What you are asked to do - Copy each line below in which the string "this" occurs.

--- Begin ---

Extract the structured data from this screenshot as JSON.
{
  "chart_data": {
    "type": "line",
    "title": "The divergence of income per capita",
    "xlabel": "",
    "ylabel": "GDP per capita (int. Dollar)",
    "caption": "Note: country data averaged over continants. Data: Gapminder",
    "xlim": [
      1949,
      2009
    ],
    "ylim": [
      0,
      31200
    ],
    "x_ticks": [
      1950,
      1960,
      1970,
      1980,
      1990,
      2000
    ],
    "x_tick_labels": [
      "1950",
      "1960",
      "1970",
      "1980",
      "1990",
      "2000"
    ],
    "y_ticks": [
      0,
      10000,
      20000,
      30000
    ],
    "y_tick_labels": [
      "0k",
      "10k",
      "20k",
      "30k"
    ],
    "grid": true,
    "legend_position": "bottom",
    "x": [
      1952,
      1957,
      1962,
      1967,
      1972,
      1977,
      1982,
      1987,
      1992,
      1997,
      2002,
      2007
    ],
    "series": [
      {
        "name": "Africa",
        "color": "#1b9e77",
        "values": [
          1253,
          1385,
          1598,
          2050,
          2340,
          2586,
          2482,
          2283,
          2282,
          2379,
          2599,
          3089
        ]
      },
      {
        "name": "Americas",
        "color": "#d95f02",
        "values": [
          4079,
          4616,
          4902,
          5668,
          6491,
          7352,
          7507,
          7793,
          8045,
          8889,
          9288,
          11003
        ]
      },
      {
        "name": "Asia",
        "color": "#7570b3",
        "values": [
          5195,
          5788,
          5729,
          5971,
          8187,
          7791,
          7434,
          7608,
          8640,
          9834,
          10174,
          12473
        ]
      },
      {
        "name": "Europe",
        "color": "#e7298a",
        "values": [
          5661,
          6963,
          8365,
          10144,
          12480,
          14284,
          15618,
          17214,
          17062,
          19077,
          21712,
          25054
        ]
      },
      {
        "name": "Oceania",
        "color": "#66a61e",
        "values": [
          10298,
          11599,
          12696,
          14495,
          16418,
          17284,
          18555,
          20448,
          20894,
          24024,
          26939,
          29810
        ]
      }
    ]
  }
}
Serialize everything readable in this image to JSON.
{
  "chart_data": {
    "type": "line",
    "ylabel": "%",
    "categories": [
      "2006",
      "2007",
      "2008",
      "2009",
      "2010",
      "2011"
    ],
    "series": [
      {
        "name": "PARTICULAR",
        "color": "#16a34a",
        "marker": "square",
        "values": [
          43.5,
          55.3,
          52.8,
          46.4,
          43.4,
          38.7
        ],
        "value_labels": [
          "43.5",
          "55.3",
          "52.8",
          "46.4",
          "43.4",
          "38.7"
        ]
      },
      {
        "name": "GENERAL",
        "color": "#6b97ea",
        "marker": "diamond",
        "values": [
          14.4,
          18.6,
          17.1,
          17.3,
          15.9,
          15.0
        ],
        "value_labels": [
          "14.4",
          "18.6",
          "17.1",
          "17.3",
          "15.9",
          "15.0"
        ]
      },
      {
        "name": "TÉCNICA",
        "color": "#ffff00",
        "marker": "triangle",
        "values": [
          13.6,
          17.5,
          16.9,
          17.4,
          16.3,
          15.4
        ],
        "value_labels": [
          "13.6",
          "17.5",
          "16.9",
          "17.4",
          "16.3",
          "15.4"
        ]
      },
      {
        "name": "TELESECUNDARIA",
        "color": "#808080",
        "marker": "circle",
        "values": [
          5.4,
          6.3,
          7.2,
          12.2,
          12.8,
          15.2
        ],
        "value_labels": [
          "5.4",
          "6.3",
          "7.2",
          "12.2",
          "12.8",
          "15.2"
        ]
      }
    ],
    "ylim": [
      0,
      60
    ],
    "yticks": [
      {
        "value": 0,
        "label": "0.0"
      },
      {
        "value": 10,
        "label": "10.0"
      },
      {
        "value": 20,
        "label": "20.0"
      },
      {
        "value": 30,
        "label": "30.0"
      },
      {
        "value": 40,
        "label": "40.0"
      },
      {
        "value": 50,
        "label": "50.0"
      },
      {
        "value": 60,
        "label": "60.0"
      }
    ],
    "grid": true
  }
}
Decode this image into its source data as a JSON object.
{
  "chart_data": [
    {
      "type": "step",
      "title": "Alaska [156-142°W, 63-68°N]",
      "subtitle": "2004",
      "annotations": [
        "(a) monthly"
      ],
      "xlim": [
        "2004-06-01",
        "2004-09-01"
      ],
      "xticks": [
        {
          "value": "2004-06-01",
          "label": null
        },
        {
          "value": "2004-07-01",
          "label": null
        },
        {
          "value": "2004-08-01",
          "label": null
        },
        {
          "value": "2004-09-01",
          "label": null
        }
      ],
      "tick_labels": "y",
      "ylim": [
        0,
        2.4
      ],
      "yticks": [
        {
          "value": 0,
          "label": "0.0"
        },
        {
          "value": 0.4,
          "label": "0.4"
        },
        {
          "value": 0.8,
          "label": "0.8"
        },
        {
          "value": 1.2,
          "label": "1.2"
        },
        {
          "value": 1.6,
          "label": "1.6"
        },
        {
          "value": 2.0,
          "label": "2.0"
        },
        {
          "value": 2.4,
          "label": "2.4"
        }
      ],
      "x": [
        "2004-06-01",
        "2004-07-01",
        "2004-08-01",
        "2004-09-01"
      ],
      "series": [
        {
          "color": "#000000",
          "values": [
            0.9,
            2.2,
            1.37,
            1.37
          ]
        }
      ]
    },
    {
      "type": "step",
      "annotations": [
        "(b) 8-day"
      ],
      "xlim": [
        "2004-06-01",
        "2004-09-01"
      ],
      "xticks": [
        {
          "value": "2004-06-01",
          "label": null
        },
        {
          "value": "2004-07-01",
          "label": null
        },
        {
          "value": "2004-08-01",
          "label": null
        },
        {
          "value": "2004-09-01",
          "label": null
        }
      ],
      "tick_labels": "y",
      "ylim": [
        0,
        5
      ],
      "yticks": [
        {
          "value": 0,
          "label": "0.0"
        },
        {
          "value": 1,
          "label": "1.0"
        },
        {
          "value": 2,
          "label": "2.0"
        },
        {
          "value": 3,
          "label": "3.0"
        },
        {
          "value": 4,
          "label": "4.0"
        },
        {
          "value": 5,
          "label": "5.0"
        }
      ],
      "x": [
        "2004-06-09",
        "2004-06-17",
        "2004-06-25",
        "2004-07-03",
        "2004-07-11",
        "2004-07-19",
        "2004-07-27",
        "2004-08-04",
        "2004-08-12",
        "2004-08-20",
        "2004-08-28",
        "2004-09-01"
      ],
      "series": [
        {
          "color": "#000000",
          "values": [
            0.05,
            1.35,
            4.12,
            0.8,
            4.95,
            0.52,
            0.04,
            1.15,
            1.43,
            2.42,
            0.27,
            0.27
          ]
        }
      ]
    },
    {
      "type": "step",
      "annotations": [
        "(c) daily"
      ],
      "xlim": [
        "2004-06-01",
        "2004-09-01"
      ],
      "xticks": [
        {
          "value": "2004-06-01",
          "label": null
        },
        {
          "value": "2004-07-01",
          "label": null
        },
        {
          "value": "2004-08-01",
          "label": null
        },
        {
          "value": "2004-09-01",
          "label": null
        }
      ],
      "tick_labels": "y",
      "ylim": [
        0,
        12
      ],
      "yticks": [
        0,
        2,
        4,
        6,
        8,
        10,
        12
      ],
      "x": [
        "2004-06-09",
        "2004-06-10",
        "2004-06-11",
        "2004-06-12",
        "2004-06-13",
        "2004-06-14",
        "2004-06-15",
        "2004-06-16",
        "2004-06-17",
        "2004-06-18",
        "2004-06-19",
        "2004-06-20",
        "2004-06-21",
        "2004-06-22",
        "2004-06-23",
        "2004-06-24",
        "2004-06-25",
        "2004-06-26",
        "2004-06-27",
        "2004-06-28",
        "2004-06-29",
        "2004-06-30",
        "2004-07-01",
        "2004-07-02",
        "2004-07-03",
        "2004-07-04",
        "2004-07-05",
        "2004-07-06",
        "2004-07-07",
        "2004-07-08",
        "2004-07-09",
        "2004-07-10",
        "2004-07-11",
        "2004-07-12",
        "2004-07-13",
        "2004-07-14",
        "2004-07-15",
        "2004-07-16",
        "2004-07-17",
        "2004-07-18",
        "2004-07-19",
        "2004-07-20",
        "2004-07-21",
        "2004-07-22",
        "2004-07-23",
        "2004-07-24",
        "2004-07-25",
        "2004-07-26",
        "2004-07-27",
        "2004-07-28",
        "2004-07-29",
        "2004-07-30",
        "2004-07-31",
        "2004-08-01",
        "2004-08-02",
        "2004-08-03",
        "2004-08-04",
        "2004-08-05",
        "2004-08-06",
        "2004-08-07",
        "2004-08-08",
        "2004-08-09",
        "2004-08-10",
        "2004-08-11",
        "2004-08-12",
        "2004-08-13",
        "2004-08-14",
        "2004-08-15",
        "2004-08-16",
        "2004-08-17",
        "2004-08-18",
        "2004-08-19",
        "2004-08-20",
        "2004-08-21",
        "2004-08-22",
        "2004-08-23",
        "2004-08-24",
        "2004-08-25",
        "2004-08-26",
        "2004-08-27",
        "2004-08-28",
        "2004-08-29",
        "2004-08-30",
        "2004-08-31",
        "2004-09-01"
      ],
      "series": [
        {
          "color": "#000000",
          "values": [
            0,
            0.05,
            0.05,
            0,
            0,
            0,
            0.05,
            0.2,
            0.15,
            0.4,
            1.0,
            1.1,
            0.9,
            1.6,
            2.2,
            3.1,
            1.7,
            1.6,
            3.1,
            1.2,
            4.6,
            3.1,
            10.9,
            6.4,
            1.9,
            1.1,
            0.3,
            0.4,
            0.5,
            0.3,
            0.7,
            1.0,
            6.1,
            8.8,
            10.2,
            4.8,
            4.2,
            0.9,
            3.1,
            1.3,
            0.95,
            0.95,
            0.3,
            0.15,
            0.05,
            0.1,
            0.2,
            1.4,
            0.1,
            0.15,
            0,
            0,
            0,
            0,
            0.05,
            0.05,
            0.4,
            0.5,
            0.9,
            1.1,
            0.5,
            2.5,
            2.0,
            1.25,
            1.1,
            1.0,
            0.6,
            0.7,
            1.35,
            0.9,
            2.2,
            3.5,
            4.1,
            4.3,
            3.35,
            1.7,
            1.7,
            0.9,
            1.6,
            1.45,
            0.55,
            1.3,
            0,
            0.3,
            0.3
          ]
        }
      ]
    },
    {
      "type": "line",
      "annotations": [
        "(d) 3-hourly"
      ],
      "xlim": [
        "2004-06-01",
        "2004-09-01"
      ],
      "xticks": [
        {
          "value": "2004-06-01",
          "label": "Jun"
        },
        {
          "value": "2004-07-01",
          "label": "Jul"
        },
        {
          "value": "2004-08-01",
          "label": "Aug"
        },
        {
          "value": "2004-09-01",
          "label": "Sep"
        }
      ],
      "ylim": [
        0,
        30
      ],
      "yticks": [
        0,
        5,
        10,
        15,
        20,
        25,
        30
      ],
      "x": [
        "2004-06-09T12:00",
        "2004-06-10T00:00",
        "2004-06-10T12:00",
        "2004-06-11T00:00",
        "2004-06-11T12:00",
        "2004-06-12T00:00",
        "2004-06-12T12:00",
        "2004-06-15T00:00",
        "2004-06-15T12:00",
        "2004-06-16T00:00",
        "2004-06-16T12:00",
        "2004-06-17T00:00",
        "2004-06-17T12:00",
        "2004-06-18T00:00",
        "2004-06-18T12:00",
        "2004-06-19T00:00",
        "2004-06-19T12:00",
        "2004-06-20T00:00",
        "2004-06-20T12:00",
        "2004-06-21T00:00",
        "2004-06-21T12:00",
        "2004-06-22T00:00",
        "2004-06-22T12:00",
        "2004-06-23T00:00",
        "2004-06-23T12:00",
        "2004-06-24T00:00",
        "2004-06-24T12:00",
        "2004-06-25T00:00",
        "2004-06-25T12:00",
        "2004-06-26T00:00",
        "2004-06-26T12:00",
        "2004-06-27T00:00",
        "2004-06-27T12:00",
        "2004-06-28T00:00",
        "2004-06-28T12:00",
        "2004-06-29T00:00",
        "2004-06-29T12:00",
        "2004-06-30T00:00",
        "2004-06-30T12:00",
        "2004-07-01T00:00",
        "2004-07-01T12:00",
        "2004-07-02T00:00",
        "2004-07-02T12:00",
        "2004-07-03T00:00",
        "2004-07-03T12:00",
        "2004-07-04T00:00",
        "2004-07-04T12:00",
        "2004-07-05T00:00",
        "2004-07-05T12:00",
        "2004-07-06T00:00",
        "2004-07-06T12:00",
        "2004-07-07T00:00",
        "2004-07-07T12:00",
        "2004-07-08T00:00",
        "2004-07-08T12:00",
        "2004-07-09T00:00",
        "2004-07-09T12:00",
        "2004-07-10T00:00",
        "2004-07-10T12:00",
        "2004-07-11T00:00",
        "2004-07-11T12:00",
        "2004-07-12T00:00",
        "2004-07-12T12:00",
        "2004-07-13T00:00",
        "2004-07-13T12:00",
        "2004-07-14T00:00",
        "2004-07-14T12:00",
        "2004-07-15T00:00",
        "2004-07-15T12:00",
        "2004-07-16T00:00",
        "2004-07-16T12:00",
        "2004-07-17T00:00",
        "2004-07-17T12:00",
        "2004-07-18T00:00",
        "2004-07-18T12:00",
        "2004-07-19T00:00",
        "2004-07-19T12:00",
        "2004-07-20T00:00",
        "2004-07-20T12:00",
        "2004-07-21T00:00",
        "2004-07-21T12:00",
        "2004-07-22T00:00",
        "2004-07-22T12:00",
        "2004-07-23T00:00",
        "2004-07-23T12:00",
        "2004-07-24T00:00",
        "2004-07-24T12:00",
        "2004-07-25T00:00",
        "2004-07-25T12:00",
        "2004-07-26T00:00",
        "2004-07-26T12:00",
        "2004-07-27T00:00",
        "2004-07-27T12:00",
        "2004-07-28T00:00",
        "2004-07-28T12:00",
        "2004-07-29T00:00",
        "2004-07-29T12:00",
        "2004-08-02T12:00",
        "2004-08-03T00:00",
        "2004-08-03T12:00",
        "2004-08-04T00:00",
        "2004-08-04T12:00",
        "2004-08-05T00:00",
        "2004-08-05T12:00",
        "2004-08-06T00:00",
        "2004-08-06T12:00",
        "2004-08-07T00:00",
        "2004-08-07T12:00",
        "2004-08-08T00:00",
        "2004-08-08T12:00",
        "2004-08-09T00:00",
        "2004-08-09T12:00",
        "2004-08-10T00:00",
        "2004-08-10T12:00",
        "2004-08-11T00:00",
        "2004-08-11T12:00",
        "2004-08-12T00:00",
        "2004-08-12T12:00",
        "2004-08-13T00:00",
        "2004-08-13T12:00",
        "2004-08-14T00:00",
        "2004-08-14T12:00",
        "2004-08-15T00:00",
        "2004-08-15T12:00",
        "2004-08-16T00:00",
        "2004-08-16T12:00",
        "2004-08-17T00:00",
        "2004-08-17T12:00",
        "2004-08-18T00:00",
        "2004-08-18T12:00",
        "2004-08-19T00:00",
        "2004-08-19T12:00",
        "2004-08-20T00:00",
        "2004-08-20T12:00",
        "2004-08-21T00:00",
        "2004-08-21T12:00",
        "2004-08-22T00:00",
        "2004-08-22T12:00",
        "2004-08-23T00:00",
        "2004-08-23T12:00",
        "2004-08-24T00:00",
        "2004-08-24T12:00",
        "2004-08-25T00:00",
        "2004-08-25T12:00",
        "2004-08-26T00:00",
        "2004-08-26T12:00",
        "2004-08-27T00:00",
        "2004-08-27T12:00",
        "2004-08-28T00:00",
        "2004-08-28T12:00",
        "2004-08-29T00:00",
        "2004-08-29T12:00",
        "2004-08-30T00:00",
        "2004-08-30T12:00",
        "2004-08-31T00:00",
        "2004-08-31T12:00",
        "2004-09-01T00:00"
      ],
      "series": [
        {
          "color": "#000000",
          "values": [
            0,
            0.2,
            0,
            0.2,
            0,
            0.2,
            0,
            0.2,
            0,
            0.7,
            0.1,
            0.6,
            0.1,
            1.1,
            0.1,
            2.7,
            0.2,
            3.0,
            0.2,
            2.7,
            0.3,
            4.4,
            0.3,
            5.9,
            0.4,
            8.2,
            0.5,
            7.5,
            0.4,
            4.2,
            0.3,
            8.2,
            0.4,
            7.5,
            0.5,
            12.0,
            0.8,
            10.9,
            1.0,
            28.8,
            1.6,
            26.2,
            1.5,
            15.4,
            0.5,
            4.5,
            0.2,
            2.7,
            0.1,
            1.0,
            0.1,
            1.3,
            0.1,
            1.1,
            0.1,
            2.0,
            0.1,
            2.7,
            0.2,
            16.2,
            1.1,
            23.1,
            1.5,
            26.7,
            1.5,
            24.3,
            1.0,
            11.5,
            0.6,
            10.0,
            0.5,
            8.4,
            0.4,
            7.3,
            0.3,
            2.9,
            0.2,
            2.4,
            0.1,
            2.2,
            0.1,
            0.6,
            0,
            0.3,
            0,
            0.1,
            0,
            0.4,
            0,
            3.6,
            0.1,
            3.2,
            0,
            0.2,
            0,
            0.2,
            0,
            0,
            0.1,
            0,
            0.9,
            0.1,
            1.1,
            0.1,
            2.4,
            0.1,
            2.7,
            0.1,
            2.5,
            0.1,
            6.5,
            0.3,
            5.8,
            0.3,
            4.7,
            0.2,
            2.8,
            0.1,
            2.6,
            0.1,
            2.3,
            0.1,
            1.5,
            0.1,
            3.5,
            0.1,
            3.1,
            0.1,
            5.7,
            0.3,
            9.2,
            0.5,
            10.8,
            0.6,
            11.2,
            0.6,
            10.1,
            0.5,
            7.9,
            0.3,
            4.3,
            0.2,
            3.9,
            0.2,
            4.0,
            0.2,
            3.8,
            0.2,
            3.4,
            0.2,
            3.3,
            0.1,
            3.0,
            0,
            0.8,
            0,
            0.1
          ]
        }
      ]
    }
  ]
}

--- End ---

Correct response -
Extract the structured data from this screenshot as JSON.
Serialize everything readable in this image to JSON.
Decode this image into its source data as a JSON object.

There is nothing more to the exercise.